(Recorded data)
[START]

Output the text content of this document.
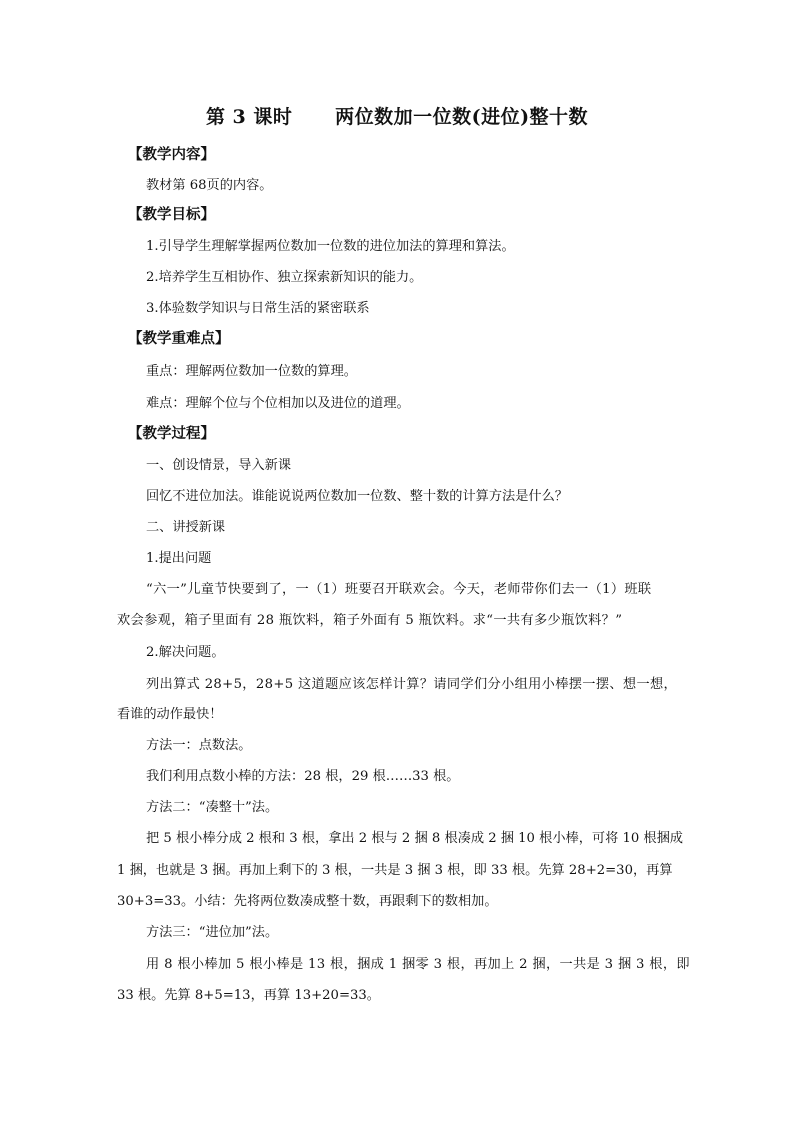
第 3 课时      两位数加一位数(进位)整十数
【教学内容】
教材第 68页的内容。
【教学目标】
1.引导学生理解掌握两位数加一位数的进位加法的算理和算法。
2.培养学生互相协作、独立探索新知识的能力。
3.体验数学知识与日常生活的紧密联系
【教学重难点】
重点：理解两位数加一位数的算理。
难点：理解个位与个位相加以及进位的道理。
【教学过程】
一、创设情景，导入新课
回忆不进位加法。谁能说说两位数加一位数、整十数的计算方法是什么？
二、讲授新课
1.提出问题
“六一”儿童节快要到了，一（1）班要召开联欢会。今天，老师带你们去一（1）班联
欢会参观，箱子里面有 28 瓶饮料，箱子外面有 5 瓶饮料。求“一共有多少瓶饮料？”
2.解决问题。
列出算式 28+5，28+5 这道题应该怎样计算？请同学们分小组用小棒摆一摆、想一想，
看谁的动作最快！
方法一：点数法。
我们利用点数小棒的方法：28 根，29 根……33 根。
方法二：“凑整十”法。
把 5 根小棒分成 2 根和 3 根，拿出 2 根与 2 捆 8 根凑成 2 捆 10 根小棒，可将 10 根捆成
1 捆，也就是 3 捆。再加上剩下的 3 根，一共是 3 捆 3 根，即 33 根。先算 28+2=30，再算
30+3=33。小结：先将两位数凑成整十数，再跟剩下的数相加。
方法三：“进位加”法。
用 8 根小棒加 5 根小棒是 13 根，捆成 1 捆零 3 根，再加上 2 捆，一共是 3 捆 3 根，即
33 根。先算 8+5=13，再算 13+20=33。
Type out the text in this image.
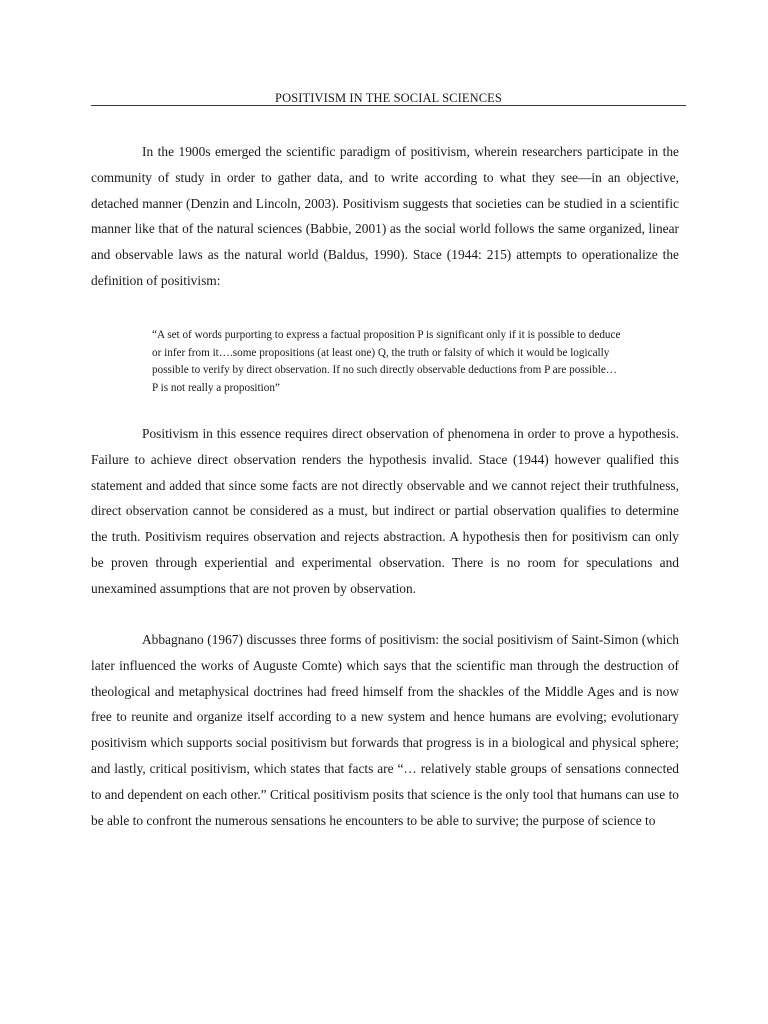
POSITIVISM IN THE SOCIAL SCIENCES

In the 1900s emerged the scientific paradigm of positivism, wherein researchers participate in the community of study in order to gather data, and to write according to what they see—in an objective, detached manner (Denzin and Lincoln, 2003). Positivism suggests that societies can be studied in a scientific manner like that of the natural sciences (Babbie, 2001) as the social world follows the same organized, linear and observable laws as the natural world (Baldus, 1990). Stace (1944: 215) attempts to operationalize the definition of positivism:

“A set of words purporting to express a factual proposition P is significant only if it is possible to deduce or infer from it….some propositions (at least one) Q, the truth or falsity of which it would be logically possible to verify by direct observation. If no such directly observable deductions from P are possible…P is not really a proposition”

Positivism in this essence requires direct observation of phenomena in order to prove a hypothesis. Failure to achieve direct observation renders the hypothesis invalid. Stace (1944) however qualified this statement and added that since some facts are not directly observable and we cannot reject their truthfulness, direct observation cannot be considered as a must, but indirect or partial observation qualifies to determine the truth. Positivism requires observation and rejects abstraction. A hypothesis then for positivism can only be proven through experiential and experimental observation. There is no room for speculations and unexamined assumptions that are not proven by observation.

Abbagnano (1967) discusses three forms of positivism: the social positivism of Saint-Simon (which later influenced the works of Auguste Comte) which says that the scientific man through the destruction of theological and metaphysical doctrines had freed himself from the shackles of the Middle Ages and is now free to reunite and organize itself according to a new system and hence humans are evolving; evolutionary positivism which supports social positivism but forwards that progress is in a biological and physical sphere; and lastly, critical positivism, which states that facts are “… relatively stable groups of sensations connected to and dependent on each other.” Critical positivism posits that science is the only tool that humans can use to be able to confront the numerous sensations he encounters to be able to survive; the purpose of science to
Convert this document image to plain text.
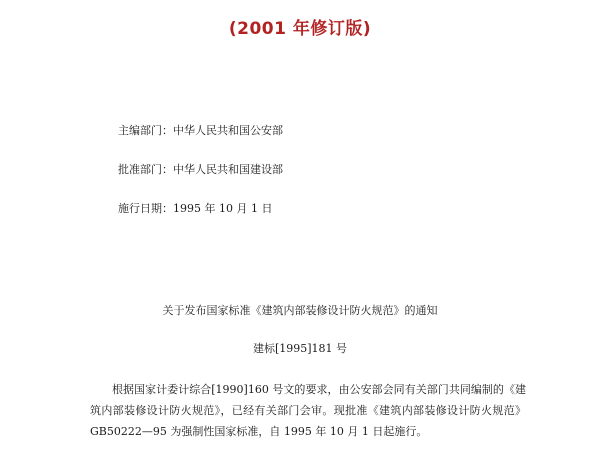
(2001 年修订版)
主编部门：中华人民共和国公安部
批准部门：中华人民共和国建设部
施行日期：1995 年 10 月 1 日
关于发布国家标准《建筑内部装修设计防火规范》的通知
建标[1995]181 号
根据国家计委计综合[1990]160 号文的要求，由公安部会同有关部门共同编制的《建筑内部装修设计防火规范》，已经有关部门会审。现批准《建筑内部装修设计防火规范》GB50222—95 为强制性国家标准，自 1995 年 10 月 1 日起施行。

[END]

**What to produce**
Your output should consist solely of the lines from the line containing "Convert this document image to plain text." through the end of the data above, copied exactly, with images removed.

**Expected answer**
Convert this document image to plain text.
(2001 年修订版)
主编部门：中华人民共和国公安部
批准部门：中华人民共和国建设部
施行日期：1995 年 10 月 1 日
关于发布国家标准《建筑内部装修设计防火规范》的通知
建标[1995]181 号
根据国家计委计综合[1990]160 号文的要求，由公安部会同有关部门共同编制的《建筑内部装修设计防火规范》，已经有关部门会审。现批准《建筑内部装修设计防火规范》GB50222—95 为强制性国家标准，自 1995 年 10 月 1 日起施行。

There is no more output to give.